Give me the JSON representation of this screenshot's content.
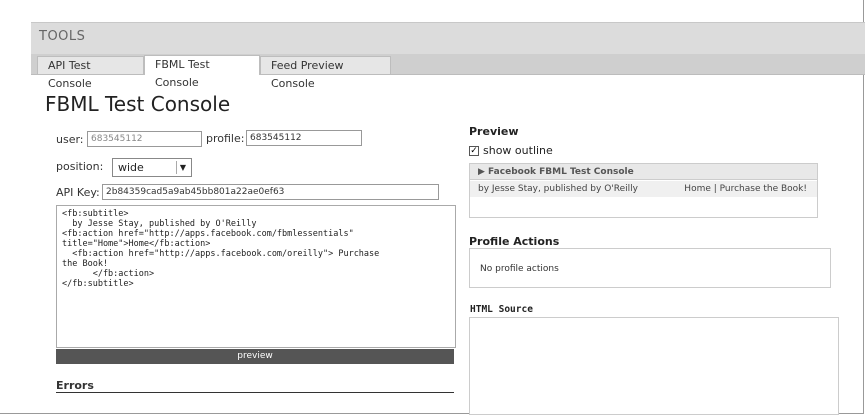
{
  "tools": {
    "title": "TOOLS"
  },
  "tabs": [
    {
      "label": "API Test Console"
    },
    {
      "label": "FBML Test Console"
    },
    {
      "label": "Feed Preview Console"
    }
  ],
  "page": {
    "title": "FBML Test Console"
  },
  "form": {
    "user_label": "user:",
    "user_value": "683545112",
    "profile_label": "profile:",
    "profile_value": "683545112",
    "position_label": "position:",
    "position_value": "wide",
    "apikey_label": "API Key:",
    "apikey_value": "2b84359cad5a9ab45bb801a22ae0ef63",
    "code": "<fb:subtitle>\n  by Jesse Stay, published by O'Reilly\n<fb:action href=\"http://apps.facebook.com/fbmlessentials\"\ntitle=\"Home\">Home</fb:action>\n  <fb:action href=\"http://apps.facebook.com/oreilly\"> Purchase\nthe Book!\n      </fb:action>\n</fb:subtitle>",
    "preview_button": "preview",
    "errors_title": "Errors"
  },
  "preview": {
    "title": "Preview",
    "show_outline_label": "show outline",
    "show_outline_checked": true,
    "header": "▶  Facebook FBML Test Console",
    "by_text": "by Jesse Stay, published by O'Reilly",
    "links_text": "Home |  Purchase the Book!"
  },
  "profile_actions": {
    "title": "Profile Actions",
    "empty_text": "No profile actions"
  },
  "html_source": {
    "title": "HTML Source"
  }
}
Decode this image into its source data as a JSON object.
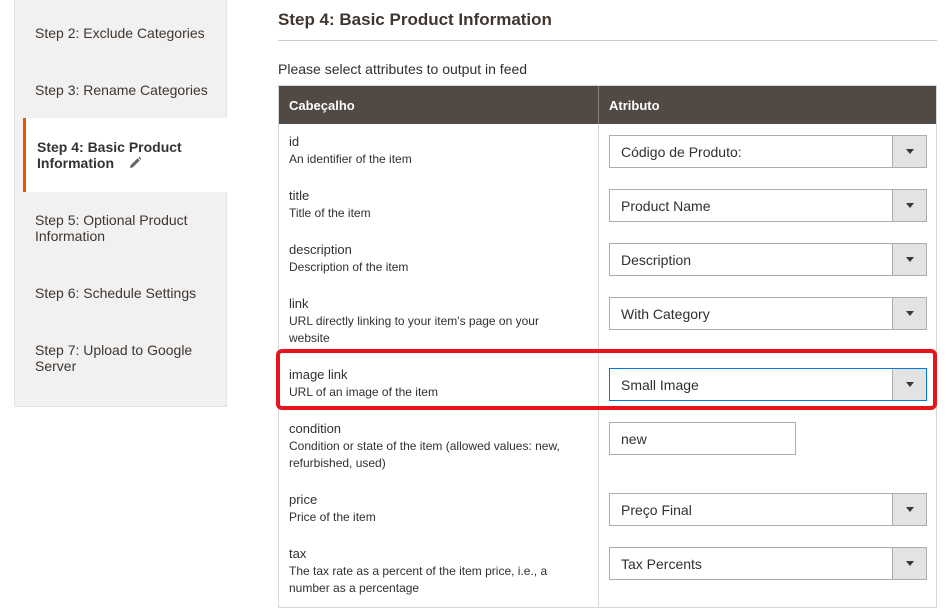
{
  "sidebar": {
    "items": [
      {
        "label": "Step 2: Exclude Categories"
      },
      {
        "label": "Step 3: Rename Categories"
      },
      {
        "label": "Step 4: Basic Product Information"
      },
      {
        "label": "Step 5: Optional Product Information"
      },
      {
        "label": "Step 6: Schedule Settings"
      },
      {
        "label": "Step 7: Upload to Google Server"
      }
    ],
    "active_index": 2
  },
  "main": {
    "title": "Step 4: Basic Product Information",
    "intro": "Please select attributes to output in feed",
    "table": {
      "headers": {
        "header": "Cabeçalho",
        "attribute": "Atributo"
      },
      "rows": [
        {
          "name": "id",
          "description": "An identifier of the item",
          "control": "select",
          "value": "Código de Produto:"
        },
        {
          "name": "title",
          "description": "Title of the item",
          "control": "select",
          "value": "Product Name"
        },
        {
          "name": "description",
          "description": "Description of the item",
          "control": "select",
          "value": "Description"
        },
        {
          "name": "link",
          "description": "URL directly linking to your item's page on your website",
          "control": "select",
          "value": "With Category"
        },
        {
          "name": "image link",
          "description": "URL of an image of the item",
          "control": "select",
          "value": "Small Image"
        },
        {
          "name": "condition",
          "description": "Condition or state of the item (allowed values: new, refurbished, used)",
          "control": "input",
          "value": "new"
        },
        {
          "name": "price",
          "description": "Price of the item",
          "control": "select",
          "value": "Preço Final"
        },
        {
          "name": "tax",
          "description": "The tax rate as a percent of the item price, i.e., a number as a percentage",
          "control": "select",
          "value": "Tax Percents"
        }
      ]
    }
  },
  "colors": {
    "accent": "#eb5202",
    "header_bg": "#514943",
    "highlight": "#e8141c",
    "focus": "#007bdb"
  },
  "icons": {
    "edit": "pencil-icon",
    "dropdown": "chevron-down-icon"
  }
}
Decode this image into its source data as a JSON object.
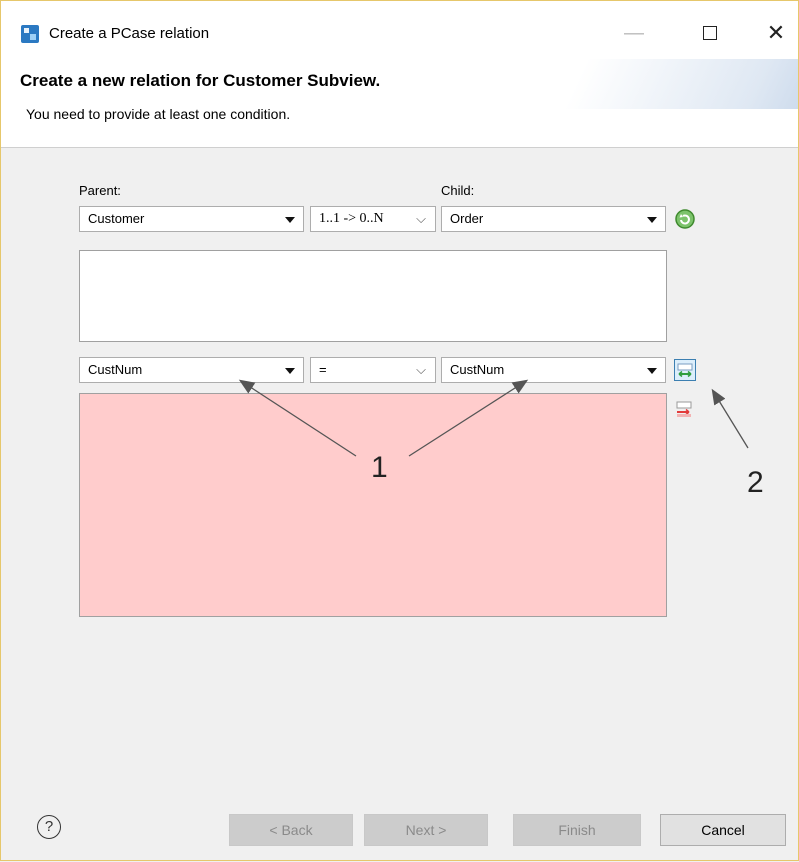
{
  "window": {
    "title": "Create a PCase relation",
    "minimize_glyph": "—",
    "close_glyph": "✕"
  },
  "header": {
    "title": "Create a new relation for Customer Subview.",
    "message": "You need to provide at least one condition."
  },
  "form": {
    "parent_label": "Parent:",
    "child_label": "Child:",
    "parent_value": "Customer",
    "cardinality_value": "1..1 -> 0..N",
    "child_value": "Order",
    "refresh_icon": "refresh-icon",
    "condition": {
      "parent_field": "CustNum",
      "operator": "=",
      "child_field": "CustNum",
      "add_icon": "add-condition-icon",
      "remove_icon": "remove-condition-icon"
    }
  },
  "annotations": {
    "callout_1": "1",
    "callout_2": "2"
  },
  "buttons": {
    "help": "?",
    "back": "< Back",
    "next": "Next >",
    "finish": "Finish",
    "cancel": "Cancel"
  },
  "colors": {
    "conditions_list_bg": "#ffcccc",
    "accent": "#2b79c2"
  }
}
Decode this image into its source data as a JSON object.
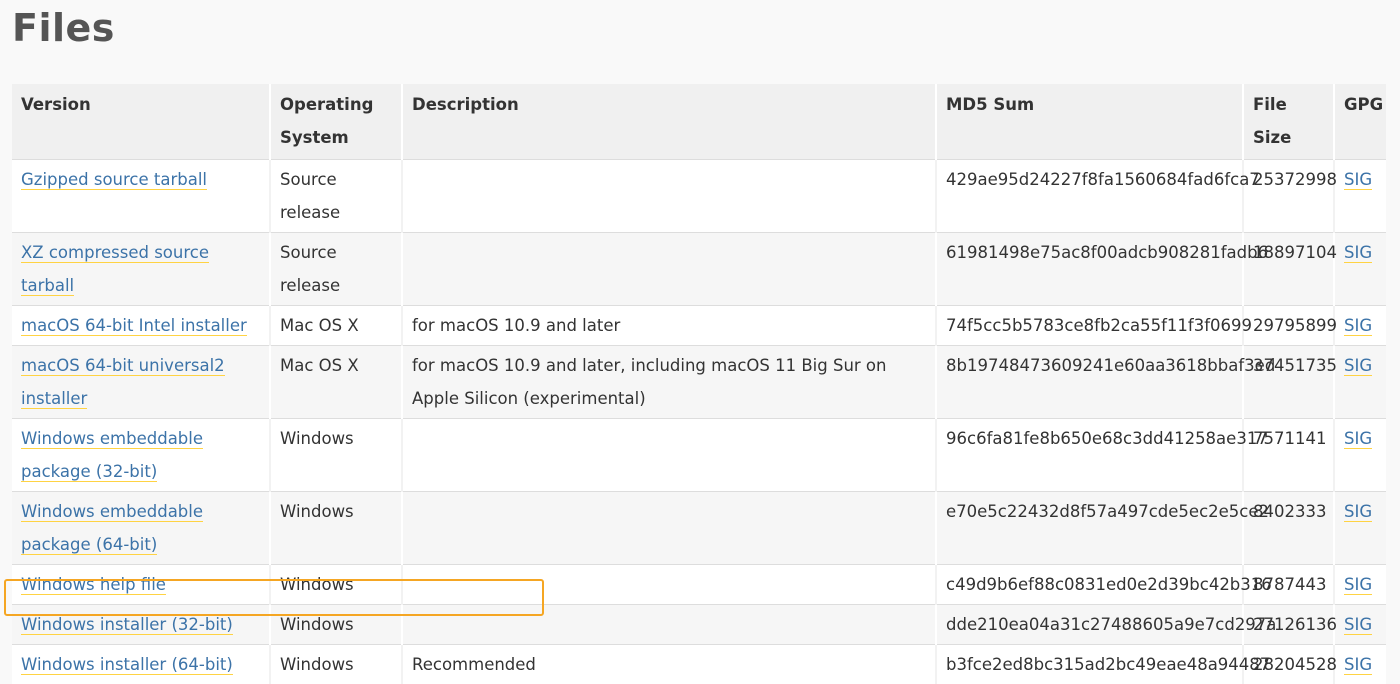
{
  "page": {
    "title": "Files"
  },
  "table": {
    "headers": {
      "version": "Version",
      "os": "Operating System",
      "description": "Description",
      "md5": "MD5 Sum",
      "size": "File Size",
      "gpg": "GPG"
    },
    "rows": [
      {
        "version": "Gzipped source tarball",
        "os": "Source release",
        "description": "",
        "md5": "429ae95d24227f8fa1560684fad6fca7",
        "size": "25372998",
        "gpg": "SIG"
      },
      {
        "version": "XZ compressed source tarball",
        "os": "Source release",
        "description": "",
        "md5": "61981498e75ac8f00adcb908281fadb6",
        "size": "18897104",
        "gpg": "SIG"
      },
      {
        "version": "macOS 64-bit Intel installer",
        "os": "Mac OS X",
        "description": "for macOS 10.9 and later",
        "md5": "74f5cc5b5783ce8fb2ca55f11f3f0699",
        "size": "29795899",
        "gpg": "SIG"
      },
      {
        "version": "macOS 64-bit universal2 installer",
        "os": "Mac OS X",
        "description": "for macOS 10.9 and later, including macOS 11 Big Sur on Apple Silicon (experimental)",
        "md5": "8b19748473609241e60aa3618bbaf3ed",
        "size": "37451735",
        "gpg": "SIG"
      },
      {
        "version": "Windows embeddable package (32-bit)",
        "os": "Windows",
        "description": "",
        "md5": "96c6fa81fe8b650e68c3dd41258ae317",
        "size": "7571141",
        "gpg": "SIG"
      },
      {
        "version": "Windows embeddable package (64-bit)",
        "os": "Windows",
        "description": "",
        "md5": "e70e5c22432d8f57a497cde5ec2e5ce2",
        "size": "8402333",
        "gpg": "SIG"
      },
      {
        "version": "Windows help file",
        "os": "Windows",
        "description": "",
        "md5": "c49d9b6ef88c0831ed0e2d39bc42b316",
        "size": "8787443",
        "gpg": "SIG"
      },
      {
        "version": "Windows installer (32-bit)",
        "os": "Windows",
        "description": "",
        "md5": "dde210ea04a31c27488605a9e7cd297a",
        "size": "27126136",
        "gpg": "SIG"
      },
      {
        "version": "Windows installer (64-bit)",
        "os": "Windows",
        "description": "Recommended",
        "md5": "b3fce2ed8bc315ad2bc49eae48a94487",
        "size": "28204528",
        "gpg": "SIG"
      }
    ]
  },
  "colors": {
    "link": "#3c73a8",
    "link_underline": "#ffd343",
    "highlight": "#f5a623",
    "header_bg": "#f0f0f0"
  }
}
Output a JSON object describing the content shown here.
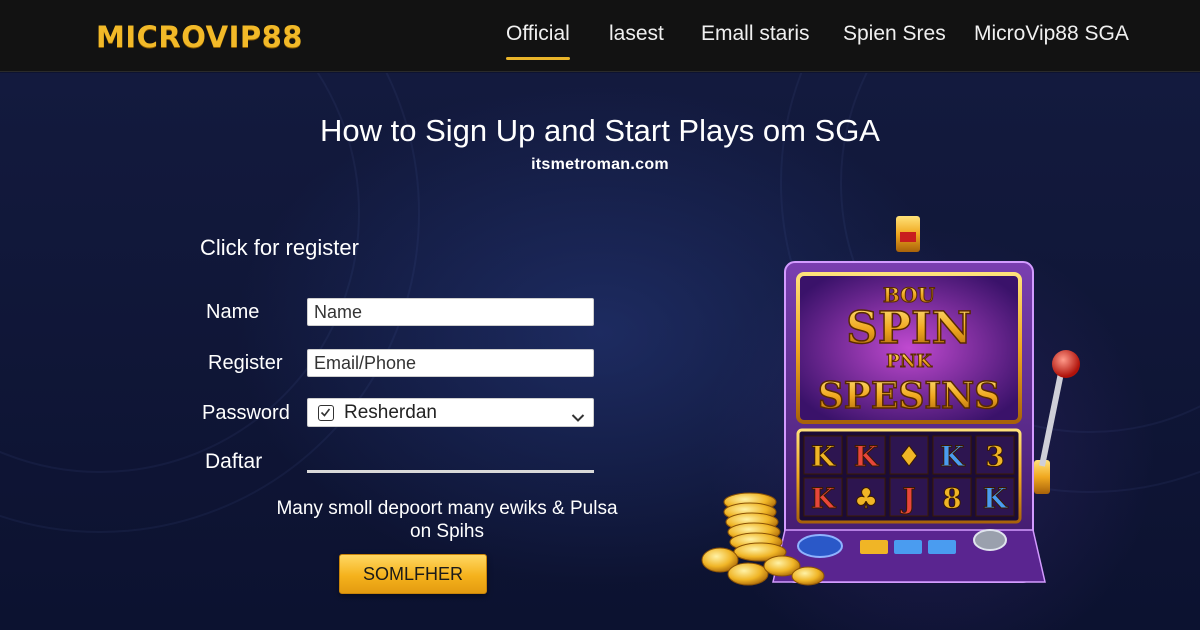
{
  "header": {
    "logo": "MICROVIP88",
    "nav": [
      {
        "label": "Official",
        "active": true
      },
      {
        "label": "lasest",
        "active": false
      },
      {
        "label": "Emall staris",
        "active": false
      },
      {
        "label": "Spien Sres",
        "active": false
      },
      {
        "label": "MicroVip88 SGA",
        "active": false
      }
    ]
  },
  "main": {
    "title": "How to Sign Up and Start Plays om SGA",
    "site_url": "itsmetroman.com",
    "form": {
      "heading": "Click for register",
      "name_label": "Name",
      "name_placeholder": "Name",
      "register_label": "Register",
      "register_placeholder": "Email/Phone",
      "password_label": "Password",
      "password_value": "Resherdan",
      "daftar_label": "Daftar",
      "promo_line1": "Many smoll depoort many ewiks & Pulsa",
      "promo_line2": "on Spihs",
      "submit_label": "SOMLFHER"
    },
    "slot_machine": {
      "sign_line1": "BOU",
      "sign_line2": "SPIN",
      "sign_line3": "PNK",
      "sign_line4": "SPESINS",
      "reels_row1": [
        "K",
        "K",
        "♦",
        "K",
        "3"
      ],
      "reels_row2": [
        "K",
        "♣",
        "J",
        "8",
        "K"
      ]
    }
  },
  "colors": {
    "accent": "#f2b928",
    "background": "#0d1330",
    "header_bg": "#121212",
    "cta": "#f5b21c"
  }
}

EXERCISE INSTRUCTIONS:
Take every line above carrying "later" and return it.

CORRECT RESPONSE:
        "description": "for macOS 10.9 and later",
        "description": "for macOS 10.9 and later, including macOS 11 Big Sur on Apple Silicon (experimental)",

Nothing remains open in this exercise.